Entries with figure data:
.....
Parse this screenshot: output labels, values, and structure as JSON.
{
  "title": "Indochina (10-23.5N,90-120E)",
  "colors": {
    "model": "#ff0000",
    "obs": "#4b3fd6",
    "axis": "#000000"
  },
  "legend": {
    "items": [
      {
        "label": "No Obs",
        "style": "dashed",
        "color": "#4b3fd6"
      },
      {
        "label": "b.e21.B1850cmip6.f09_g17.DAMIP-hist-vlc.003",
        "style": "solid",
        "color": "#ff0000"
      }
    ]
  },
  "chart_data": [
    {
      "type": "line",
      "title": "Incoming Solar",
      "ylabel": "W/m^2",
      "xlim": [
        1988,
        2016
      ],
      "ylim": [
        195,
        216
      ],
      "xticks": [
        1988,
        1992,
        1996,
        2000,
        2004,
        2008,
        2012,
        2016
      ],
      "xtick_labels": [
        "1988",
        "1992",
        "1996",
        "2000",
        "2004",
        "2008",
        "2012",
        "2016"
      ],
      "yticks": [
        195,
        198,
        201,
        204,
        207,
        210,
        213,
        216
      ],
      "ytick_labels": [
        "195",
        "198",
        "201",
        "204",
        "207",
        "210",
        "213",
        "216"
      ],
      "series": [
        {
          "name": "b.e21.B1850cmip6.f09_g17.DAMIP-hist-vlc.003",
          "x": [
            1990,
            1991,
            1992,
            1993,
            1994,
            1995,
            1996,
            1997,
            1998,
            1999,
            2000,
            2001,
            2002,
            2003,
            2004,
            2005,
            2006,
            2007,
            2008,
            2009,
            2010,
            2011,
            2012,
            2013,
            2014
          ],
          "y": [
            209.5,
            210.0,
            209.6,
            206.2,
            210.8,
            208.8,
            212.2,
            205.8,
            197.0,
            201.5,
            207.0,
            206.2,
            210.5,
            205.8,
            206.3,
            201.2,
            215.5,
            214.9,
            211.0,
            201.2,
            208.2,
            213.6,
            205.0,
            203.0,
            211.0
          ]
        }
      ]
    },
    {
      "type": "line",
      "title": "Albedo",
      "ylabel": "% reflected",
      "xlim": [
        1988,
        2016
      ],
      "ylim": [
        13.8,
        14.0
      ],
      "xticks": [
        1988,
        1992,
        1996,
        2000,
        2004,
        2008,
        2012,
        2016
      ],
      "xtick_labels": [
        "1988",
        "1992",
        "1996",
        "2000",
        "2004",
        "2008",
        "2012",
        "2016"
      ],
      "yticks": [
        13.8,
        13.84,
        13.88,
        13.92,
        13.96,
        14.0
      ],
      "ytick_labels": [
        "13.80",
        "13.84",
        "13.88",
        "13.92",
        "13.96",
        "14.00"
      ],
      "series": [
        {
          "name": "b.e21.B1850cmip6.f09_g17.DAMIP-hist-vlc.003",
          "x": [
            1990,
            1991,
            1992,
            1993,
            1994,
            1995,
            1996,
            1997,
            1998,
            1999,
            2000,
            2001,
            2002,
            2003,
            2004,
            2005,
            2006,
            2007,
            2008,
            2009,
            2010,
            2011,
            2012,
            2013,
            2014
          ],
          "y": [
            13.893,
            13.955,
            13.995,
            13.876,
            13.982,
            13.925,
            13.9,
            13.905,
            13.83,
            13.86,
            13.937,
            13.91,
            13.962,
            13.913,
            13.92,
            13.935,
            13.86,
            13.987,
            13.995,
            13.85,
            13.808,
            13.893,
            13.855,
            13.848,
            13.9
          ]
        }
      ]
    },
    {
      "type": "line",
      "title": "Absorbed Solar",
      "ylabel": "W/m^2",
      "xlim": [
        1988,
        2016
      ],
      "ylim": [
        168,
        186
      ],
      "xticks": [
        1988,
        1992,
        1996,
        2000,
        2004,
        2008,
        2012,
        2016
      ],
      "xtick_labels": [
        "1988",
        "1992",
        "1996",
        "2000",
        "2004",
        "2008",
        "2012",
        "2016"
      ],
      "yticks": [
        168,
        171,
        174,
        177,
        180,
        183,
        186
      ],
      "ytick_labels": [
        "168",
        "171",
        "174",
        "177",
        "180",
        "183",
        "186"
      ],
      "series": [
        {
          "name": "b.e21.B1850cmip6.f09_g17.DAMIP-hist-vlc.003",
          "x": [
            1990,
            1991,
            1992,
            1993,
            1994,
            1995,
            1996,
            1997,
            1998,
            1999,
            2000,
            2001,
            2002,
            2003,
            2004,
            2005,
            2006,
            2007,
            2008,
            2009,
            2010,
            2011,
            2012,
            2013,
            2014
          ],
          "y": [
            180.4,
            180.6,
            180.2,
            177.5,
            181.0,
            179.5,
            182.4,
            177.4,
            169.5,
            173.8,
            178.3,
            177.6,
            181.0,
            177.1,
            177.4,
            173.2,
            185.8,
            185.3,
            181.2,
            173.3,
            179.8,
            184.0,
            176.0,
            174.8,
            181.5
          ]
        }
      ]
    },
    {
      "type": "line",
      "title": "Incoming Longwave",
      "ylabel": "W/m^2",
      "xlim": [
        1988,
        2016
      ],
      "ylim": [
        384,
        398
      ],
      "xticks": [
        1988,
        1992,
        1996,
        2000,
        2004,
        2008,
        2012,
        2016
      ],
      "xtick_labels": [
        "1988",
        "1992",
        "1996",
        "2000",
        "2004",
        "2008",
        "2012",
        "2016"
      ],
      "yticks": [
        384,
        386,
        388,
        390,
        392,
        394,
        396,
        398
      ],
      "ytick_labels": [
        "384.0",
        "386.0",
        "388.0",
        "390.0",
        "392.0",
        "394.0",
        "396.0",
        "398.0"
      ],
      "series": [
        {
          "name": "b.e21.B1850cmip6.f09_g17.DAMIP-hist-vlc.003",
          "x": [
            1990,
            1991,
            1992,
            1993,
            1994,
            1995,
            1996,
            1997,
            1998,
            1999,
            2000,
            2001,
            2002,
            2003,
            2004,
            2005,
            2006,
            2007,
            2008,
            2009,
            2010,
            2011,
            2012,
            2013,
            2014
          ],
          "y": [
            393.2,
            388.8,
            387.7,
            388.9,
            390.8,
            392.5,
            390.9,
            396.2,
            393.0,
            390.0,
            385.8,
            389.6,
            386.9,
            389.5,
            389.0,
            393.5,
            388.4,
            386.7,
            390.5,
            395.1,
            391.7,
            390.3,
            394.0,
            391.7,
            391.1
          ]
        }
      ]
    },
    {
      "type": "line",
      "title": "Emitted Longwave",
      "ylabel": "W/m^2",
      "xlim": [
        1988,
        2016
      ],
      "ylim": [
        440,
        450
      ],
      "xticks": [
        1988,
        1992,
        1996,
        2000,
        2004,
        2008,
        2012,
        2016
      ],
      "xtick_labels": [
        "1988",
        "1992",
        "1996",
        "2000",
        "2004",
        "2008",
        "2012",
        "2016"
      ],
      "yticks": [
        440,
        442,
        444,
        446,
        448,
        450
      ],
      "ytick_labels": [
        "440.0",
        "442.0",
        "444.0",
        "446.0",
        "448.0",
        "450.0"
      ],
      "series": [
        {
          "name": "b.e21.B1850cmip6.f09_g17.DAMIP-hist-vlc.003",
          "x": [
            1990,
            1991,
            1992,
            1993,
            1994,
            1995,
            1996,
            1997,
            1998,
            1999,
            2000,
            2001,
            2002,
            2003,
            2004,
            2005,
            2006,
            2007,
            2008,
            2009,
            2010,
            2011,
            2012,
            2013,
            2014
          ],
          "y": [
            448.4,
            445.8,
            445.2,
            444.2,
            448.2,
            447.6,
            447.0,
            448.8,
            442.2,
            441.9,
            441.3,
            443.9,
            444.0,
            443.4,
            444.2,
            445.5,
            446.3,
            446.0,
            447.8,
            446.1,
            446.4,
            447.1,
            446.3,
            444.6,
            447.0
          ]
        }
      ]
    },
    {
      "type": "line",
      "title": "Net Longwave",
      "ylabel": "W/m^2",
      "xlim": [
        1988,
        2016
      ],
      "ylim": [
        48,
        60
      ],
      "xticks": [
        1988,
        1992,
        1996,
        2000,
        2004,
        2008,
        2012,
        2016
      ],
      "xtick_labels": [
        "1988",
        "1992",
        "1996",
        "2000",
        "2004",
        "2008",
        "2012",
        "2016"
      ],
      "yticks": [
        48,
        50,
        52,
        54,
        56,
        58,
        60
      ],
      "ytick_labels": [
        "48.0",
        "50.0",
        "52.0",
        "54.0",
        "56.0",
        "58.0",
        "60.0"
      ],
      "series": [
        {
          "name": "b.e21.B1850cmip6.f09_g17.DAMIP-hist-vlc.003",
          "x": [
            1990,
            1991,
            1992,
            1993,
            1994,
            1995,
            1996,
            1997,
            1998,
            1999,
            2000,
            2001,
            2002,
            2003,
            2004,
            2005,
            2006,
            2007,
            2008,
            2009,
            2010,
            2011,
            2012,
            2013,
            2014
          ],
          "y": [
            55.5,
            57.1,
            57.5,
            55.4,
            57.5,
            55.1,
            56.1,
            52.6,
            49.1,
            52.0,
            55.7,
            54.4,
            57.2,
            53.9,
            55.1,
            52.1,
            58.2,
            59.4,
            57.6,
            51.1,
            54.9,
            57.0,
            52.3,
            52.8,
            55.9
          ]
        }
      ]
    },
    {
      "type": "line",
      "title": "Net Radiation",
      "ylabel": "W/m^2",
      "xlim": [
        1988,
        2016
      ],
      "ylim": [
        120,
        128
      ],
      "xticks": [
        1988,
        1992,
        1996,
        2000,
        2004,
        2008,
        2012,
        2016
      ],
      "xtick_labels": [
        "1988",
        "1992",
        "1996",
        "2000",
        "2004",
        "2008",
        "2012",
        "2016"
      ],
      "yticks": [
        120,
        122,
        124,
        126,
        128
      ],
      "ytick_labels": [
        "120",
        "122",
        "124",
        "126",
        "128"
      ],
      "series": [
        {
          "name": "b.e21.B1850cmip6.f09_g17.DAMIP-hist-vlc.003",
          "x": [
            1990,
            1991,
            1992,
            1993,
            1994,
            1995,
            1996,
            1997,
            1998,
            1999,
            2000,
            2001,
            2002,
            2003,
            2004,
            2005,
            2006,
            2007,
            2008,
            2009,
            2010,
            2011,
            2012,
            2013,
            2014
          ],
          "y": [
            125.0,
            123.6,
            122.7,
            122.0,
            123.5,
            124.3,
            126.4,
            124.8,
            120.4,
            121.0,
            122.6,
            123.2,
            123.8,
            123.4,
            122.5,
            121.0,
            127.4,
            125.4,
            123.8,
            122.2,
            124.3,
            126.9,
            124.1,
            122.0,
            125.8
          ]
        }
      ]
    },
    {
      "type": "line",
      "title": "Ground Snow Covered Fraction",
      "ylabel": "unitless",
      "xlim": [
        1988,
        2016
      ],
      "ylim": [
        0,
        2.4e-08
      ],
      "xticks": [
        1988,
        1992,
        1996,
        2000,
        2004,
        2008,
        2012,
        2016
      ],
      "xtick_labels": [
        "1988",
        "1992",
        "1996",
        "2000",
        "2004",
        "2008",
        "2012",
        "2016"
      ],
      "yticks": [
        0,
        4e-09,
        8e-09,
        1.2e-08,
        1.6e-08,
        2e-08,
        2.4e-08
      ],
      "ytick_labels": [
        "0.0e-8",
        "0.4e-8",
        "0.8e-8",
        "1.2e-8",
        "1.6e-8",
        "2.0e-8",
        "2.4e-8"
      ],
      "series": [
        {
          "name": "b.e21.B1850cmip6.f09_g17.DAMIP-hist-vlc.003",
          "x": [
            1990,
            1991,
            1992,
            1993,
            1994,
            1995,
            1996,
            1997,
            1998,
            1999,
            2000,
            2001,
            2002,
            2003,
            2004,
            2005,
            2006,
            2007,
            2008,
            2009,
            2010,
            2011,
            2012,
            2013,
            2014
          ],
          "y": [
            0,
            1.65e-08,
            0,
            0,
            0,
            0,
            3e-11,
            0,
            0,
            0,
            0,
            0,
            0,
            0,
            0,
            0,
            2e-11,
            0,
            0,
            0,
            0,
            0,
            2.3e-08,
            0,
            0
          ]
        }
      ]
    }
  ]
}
.....
> _Problem statement_:
Of the lines in the records, determine how many contain the word "Solar", and report that number alone.

> _Output for this exercise_:
2